━━━ DATA SECTION

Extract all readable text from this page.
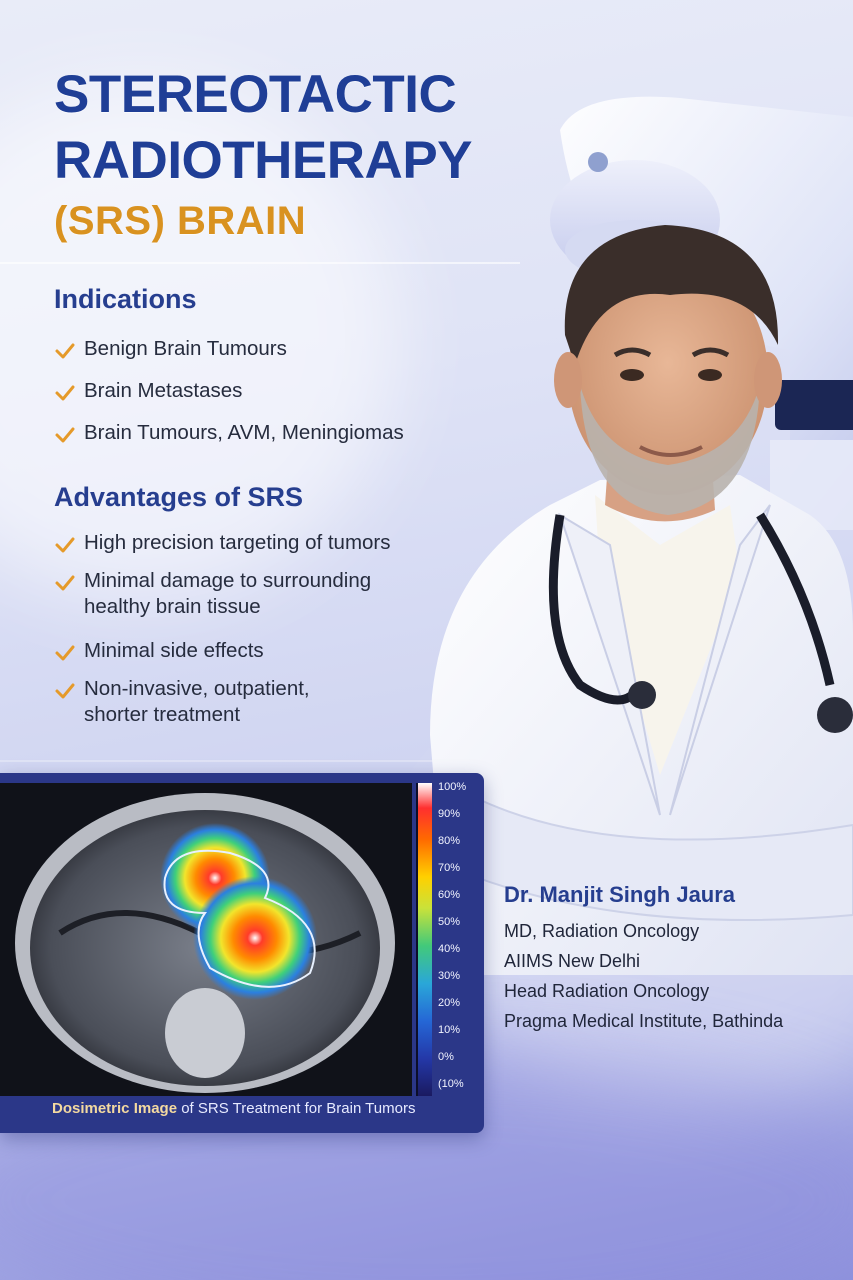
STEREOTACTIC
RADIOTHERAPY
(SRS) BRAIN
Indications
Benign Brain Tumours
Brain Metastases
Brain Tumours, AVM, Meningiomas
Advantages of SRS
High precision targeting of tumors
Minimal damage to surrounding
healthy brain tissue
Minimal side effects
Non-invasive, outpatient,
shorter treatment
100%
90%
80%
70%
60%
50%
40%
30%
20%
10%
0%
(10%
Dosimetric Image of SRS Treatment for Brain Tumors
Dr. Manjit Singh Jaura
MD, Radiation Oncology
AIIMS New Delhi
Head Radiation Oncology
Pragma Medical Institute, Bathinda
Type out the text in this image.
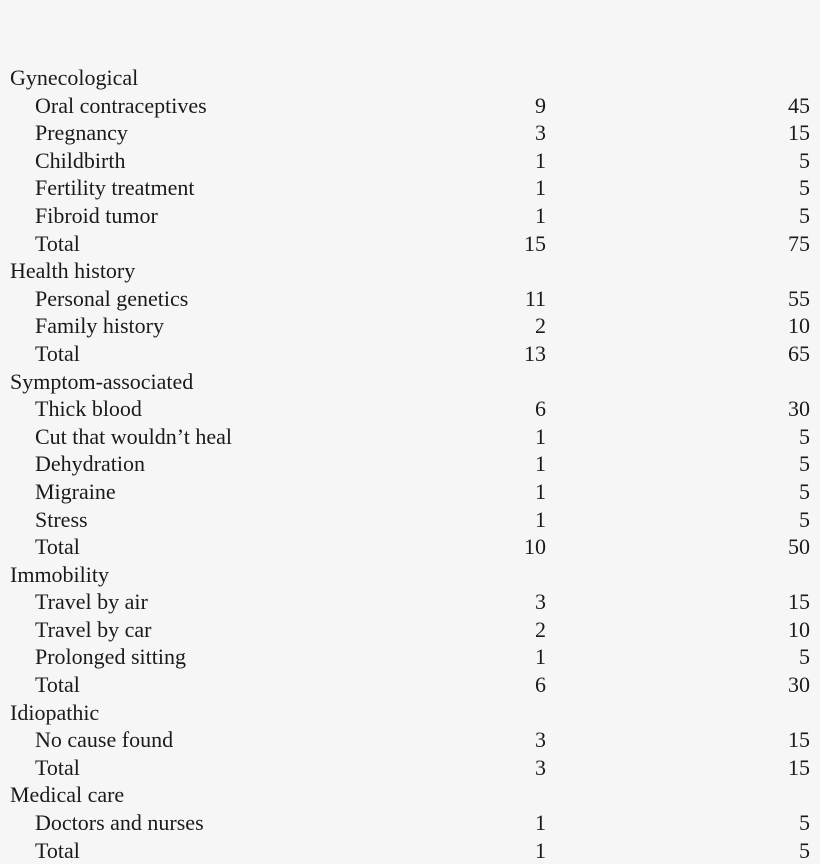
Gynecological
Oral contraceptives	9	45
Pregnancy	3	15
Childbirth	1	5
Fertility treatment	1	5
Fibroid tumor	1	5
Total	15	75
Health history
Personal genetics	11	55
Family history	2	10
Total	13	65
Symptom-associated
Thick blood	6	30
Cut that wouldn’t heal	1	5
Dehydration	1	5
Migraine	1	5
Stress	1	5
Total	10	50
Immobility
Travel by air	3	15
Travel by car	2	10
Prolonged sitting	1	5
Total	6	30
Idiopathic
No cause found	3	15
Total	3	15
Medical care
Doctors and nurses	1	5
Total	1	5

━━━━━━

## WHAT THE TASK ASKS
What's needed is every record restated exactly, pictures excluded.

## SOLVED EXERCISE
Extract all readable text from this page.
STEREOTACTIC
RADIOTHERAPY
(SRS) BRAIN
Indications
Benign Brain Tumours
Brain Metastases
Brain Tumours, AVM, Meningiomas
Advantages of SRS
High precision targeting of tumors
Minimal damage to surrounding
healthy brain tissue
Minimal side effects
Non-invasive, outpatient,
shorter treatment
100%
90%
80%
70%
60%
50%
40%
30%
20%
10%
0%
(10%
Dosimetric Image of SRS Treatment for Brain Tumors
Dr. Manjit Singh Jaura
MD, Radiation Oncology
AIIMS New Delhi
Head Radiation Oncology
Pragma Medical Institute, Bathinda
Type out the text in this image.
Gynecological
Oral contraceptives	9	45
Pregnancy	3	15
Childbirth	1	5
Fertility treatment	1	5
Fibroid tumor	1	5
Total	15	75
Health history
Personal genetics	11	55
Family history	2	10
Total	13	65
Symptom-associated
Thick blood	6	30
Cut that wouldn’t heal	1	5
Dehydration	1	5
Migraine	1	5
Stress	1	5
Total	10	50
Immobility
Travel by air	3	15
Travel by car	2	10
Prolonged sitting	1	5
Total	6	30
Idiopathic
No cause found	3	15
Total	3	15
Medical care
Doctors and nurses	1	5
Total	1	5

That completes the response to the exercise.